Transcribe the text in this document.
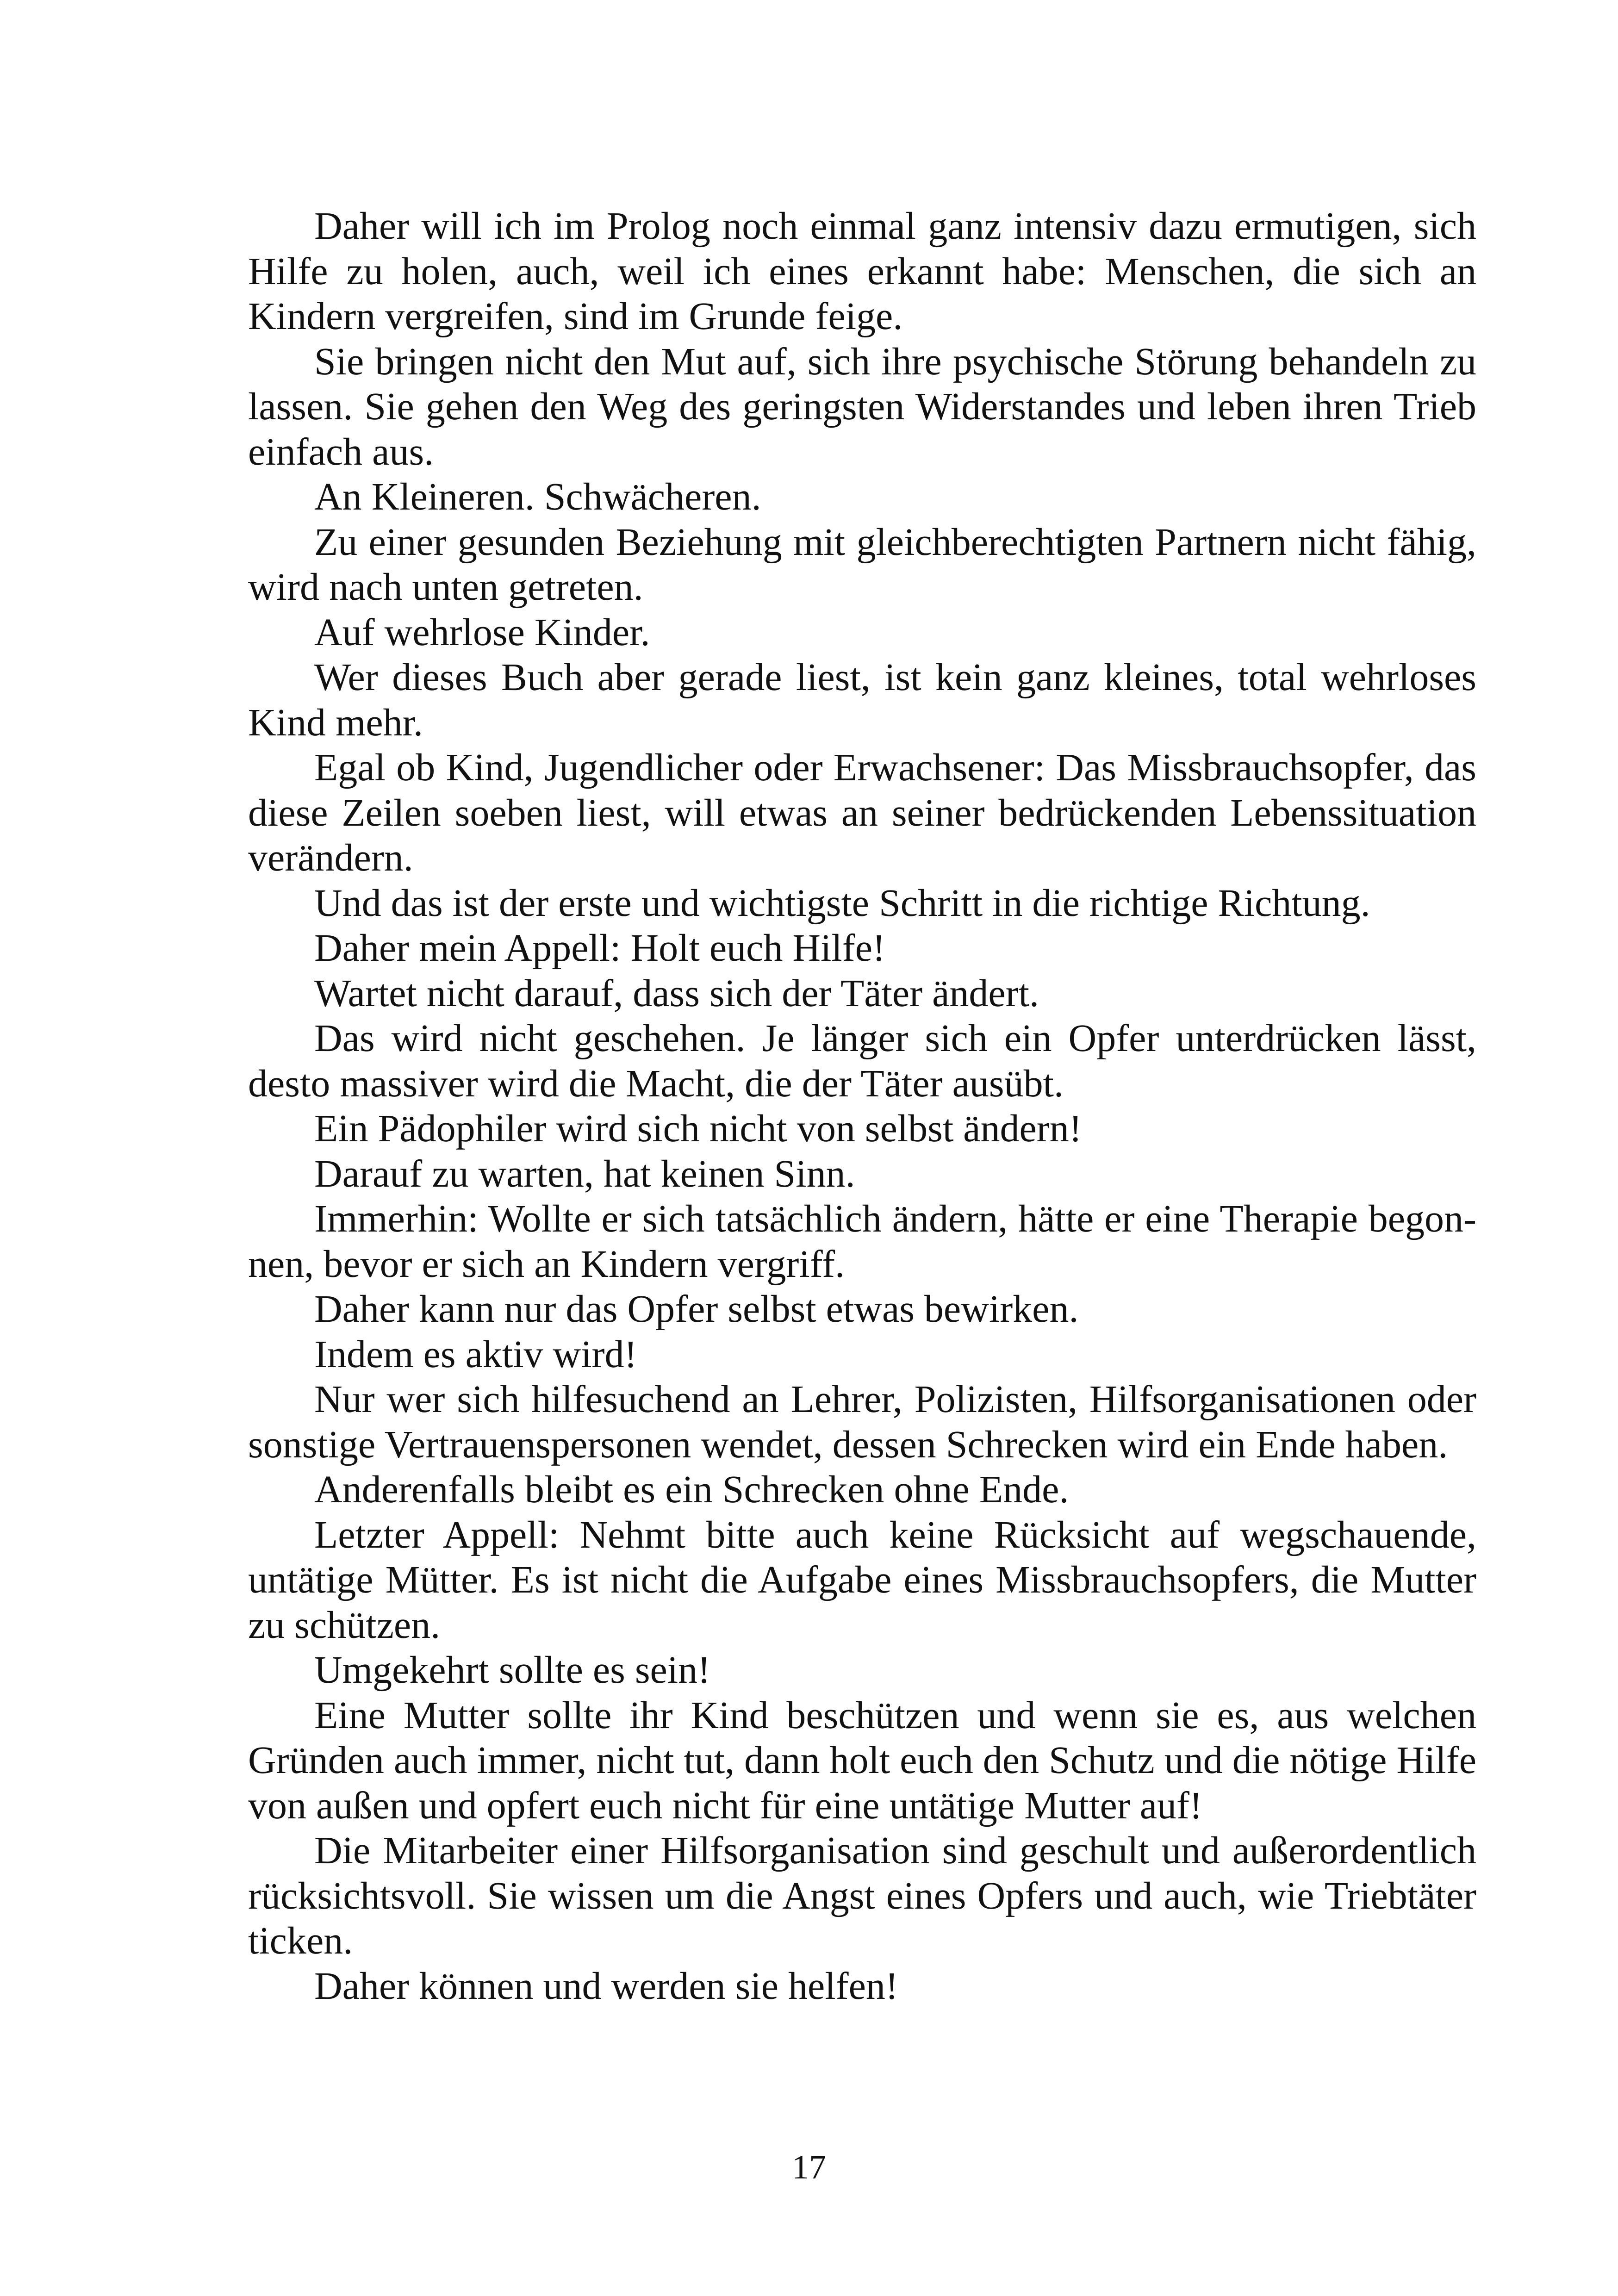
Daher will ich im Prolog noch einmal ganz intensiv dazu ermutigen, sich Hilfe zu holen, auch, weil ich eines erkannt habe: Menschen, die sich an Kindern vergreifen, sind im Grunde feige.

Sie bringen nicht den Mut auf, sich ihre psychische Störung behandeln zu lassen. Sie gehen den Weg des geringsten Widerstandes und leben ihren Trieb einfach aus.

An Kleineren. Schwächeren.

Zu einer gesunden Beziehung mit gleichberechtigten Partnern nicht fähig, wird nach unten getreten.

Auf wehrlose Kinder.

Wer dieses Buch aber gerade liest, ist kein ganz kleines, total wehrloses Kind mehr.

Egal ob Kind, Jugendlicher oder Erwachsener: Das Missbrauchsopfer, das diese Zeilen soeben liest, will etwas an seiner bedrückenden Lebenssituation verändern.

Und das ist der erste und wichtigste Schritt in die richtige Richtung.

Daher mein Appell: Holt euch Hilfe!

Wartet nicht darauf, dass sich der Täter ändert.

Das wird nicht geschehen. Je länger sich ein Opfer unterdrücken lässt, desto massiver wird die Macht, die der Täter ausübt.

Ein Pädophiler wird sich nicht von selbst ändern!

Darauf zu warten, hat keinen Sinn.

Immerhin: Wollte er sich tatsächlich ändern, hätte er eine Therapie begonnen, bevor er sich an Kindern vergriff.

Daher kann nur das Opfer selbst etwas bewirken.

Indem es aktiv wird!

Nur wer sich hilfesuchend an Lehrer, Polizisten, Hilfsorganisationen oder sonstige Vertrauenspersonen wendet, dessen Schrecken wird ein Ende haben.

Anderenfalls bleibt es ein Schrecken ohne Ende.

Letzter Appell: Nehmt bitte auch keine Rücksicht auf wegschauende, untätige Mütter. Es ist nicht die Aufgabe eines Missbrauchsopfers, die Mutter zu schützen.

Umgekehrt sollte es sein!

Eine Mutter sollte ihr Kind beschützen und wenn sie es, aus welchen Gründen auch immer, nicht tut, dann holt euch den Schutz und die nötige Hilfe von außen und opfert euch nicht für eine untätige Mutter auf!

Die Mitarbeiter einer Hilfsorganisation sind geschult und außerordentlich rücksichtsvoll. Sie wissen um die Angst eines Opfers und auch, wie Triebtäter ticken.

Daher können und werden sie helfen!

17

### TASK
Leave the pictures out and write out every entry exactly as given.

### SOLUTION BELOW
Transcribe the text in this document.
Daher will ich im Prolog noch einmal ganz intensiv dazu ermutigen, sich Hilfe zu holen, auch, weil ich eines erkannt habe: Menschen, die sich an Kindern vergreifen, sind im Grunde feige.

Sie bringen nicht den Mut auf, sich ihre psychische Störung behandeln zu lassen. Sie gehen den Weg des geringsten Widerstandes und leben ihren Trieb einfach aus.

An Kleineren. Schwächeren.

Zu einer gesunden Beziehung mit gleichberechtigten Partnern nicht fähig, wird nach unten getreten.

Auf wehrlose Kinder.

Wer dieses Buch aber gerade liest, ist kein ganz kleines, total wehrloses Kind mehr.

Egal ob Kind, Jugendlicher oder Erwachsener: Das Missbrauchsopfer, das diese Zeilen soeben liest, will etwas an seiner bedrückenden Lebenssituation verändern.

Und das ist der erste und wichtigste Schritt in die richtige Richtung.

Daher mein Appell: Holt euch Hilfe!

Wartet nicht darauf, dass sich der Täter ändert.

Das wird nicht geschehen. Je länger sich ein Opfer unterdrücken lässt, desto massiver wird die Macht, die der Täter ausübt.

Ein Pädophiler wird sich nicht von selbst ändern!

Darauf zu warten, hat keinen Sinn.

Immerhin: Wollte er sich tatsächlich ändern, hätte er eine Therapie begonnen, bevor er sich an Kindern vergriff.

Daher kann nur das Opfer selbst etwas bewirken.

Indem es aktiv wird!

Nur wer sich hilfesuchend an Lehrer, Polizisten, Hilfsorganisationen oder sonstige Vertrauenspersonen wendet, dessen Schrecken wird ein Ende haben.

Anderenfalls bleibt es ein Schrecken ohne Ende.

Letzter Appell: Nehmt bitte auch keine Rücksicht auf wegschauende, untätige Mütter. Es ist nicht die Aufgabe eines Missbrauchsopfers, die Mutter zu schützen.

Umgekehrt sollte es sein!

Eine Mutter sollte ihr Kind beschützen und wenn sie es, aus welchen Gründen auch immer, nicht tut, dann holt euch den Schutz und die nötige Hilfe von außen und opfert euch nicht für eine untätige Mutter auf!

Die Mitarbeiter einer Hilfsorganisation sind geschult und außerordentlich rücksichtsvoll. Sie wissen um die Angst eines Opfers und auch, wie Triebtäter ticken.

Daher können und werden sie helfen!

17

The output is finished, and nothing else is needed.